_Short exercise:_ Would you pull out every line of the material that contains the string "新闻发言人"?

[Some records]
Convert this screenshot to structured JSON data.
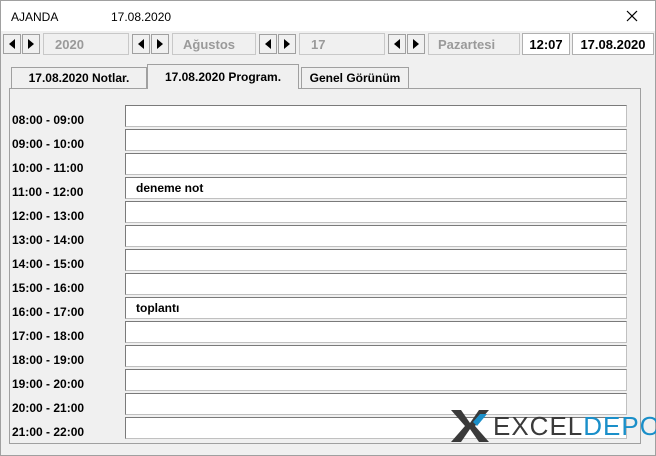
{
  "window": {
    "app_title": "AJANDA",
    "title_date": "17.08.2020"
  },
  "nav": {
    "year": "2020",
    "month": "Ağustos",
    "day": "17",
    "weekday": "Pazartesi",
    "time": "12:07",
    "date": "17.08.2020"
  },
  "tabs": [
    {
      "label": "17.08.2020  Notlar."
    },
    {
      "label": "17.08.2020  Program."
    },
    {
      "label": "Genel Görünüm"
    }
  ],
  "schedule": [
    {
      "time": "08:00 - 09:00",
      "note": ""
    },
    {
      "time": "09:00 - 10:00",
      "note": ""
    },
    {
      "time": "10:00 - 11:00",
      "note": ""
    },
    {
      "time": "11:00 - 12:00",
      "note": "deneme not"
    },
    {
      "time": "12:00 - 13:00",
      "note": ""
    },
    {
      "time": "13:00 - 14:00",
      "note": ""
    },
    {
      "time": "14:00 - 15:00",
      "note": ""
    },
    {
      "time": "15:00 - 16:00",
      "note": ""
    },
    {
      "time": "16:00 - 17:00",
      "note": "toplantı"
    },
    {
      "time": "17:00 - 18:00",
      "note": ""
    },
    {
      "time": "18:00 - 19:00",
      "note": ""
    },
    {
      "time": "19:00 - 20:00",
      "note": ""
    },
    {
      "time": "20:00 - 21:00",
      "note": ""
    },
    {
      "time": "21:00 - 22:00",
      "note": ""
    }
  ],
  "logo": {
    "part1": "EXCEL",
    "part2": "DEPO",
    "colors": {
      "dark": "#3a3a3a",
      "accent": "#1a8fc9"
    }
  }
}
...
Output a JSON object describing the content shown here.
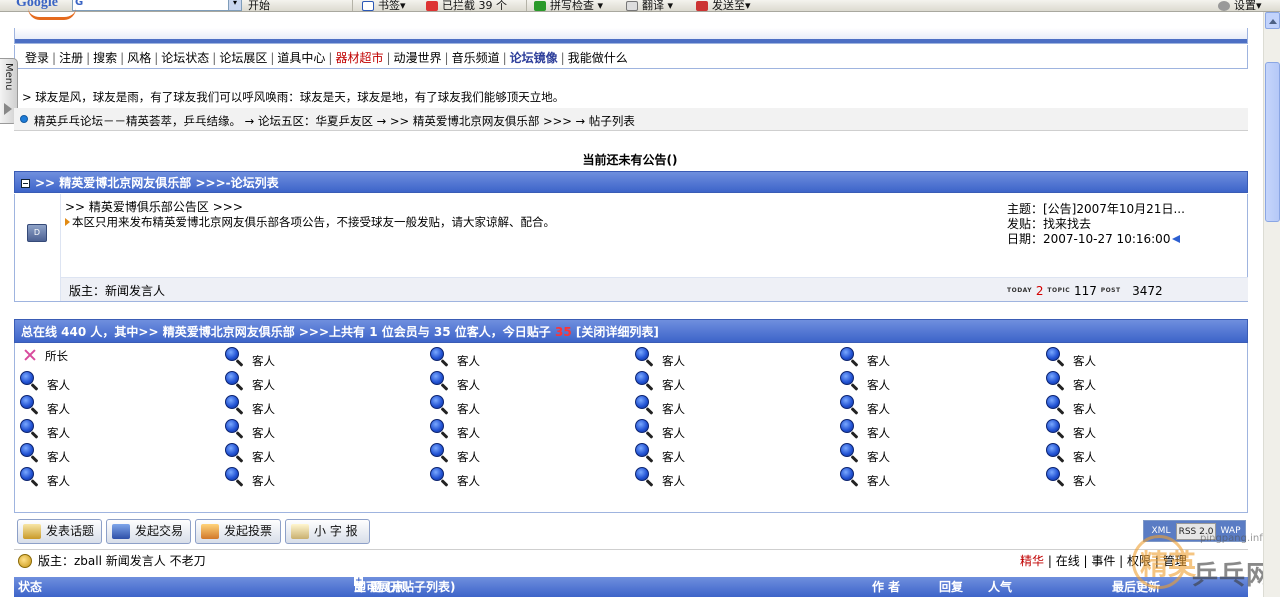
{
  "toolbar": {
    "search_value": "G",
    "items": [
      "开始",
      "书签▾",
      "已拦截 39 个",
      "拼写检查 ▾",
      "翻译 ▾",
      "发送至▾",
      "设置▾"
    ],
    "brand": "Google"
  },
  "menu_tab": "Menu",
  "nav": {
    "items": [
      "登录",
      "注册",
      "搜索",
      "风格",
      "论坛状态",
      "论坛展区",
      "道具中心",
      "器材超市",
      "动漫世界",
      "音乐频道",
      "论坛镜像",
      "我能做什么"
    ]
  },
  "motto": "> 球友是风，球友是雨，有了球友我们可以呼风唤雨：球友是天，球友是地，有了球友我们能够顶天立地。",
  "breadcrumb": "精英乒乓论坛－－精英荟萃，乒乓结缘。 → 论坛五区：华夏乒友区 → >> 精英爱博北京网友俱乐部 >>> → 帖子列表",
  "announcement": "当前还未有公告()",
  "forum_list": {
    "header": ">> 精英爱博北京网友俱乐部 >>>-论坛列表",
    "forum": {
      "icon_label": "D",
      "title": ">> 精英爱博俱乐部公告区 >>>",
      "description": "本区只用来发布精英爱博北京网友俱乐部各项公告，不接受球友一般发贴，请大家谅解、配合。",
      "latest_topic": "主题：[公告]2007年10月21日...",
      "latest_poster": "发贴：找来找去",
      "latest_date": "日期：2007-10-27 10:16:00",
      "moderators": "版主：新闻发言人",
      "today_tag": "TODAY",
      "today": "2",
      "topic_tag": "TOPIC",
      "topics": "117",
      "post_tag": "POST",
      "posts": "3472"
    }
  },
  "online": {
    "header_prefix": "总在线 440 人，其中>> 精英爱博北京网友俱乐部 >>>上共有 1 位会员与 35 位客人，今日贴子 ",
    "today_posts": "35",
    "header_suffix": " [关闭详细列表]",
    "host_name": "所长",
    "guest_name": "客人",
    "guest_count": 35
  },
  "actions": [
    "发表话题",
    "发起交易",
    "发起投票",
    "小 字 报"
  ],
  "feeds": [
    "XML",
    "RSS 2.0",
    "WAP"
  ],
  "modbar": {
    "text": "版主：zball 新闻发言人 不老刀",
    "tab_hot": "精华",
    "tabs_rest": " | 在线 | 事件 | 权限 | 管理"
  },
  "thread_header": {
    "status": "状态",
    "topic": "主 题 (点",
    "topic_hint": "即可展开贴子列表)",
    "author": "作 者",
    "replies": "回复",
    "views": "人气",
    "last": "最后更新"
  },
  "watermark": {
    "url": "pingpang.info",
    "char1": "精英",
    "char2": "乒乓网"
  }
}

_Solved exercise:_
      "moderators": "版主：新闻发言人",
    "text": "版主：zball 新闻发言人 不老刀",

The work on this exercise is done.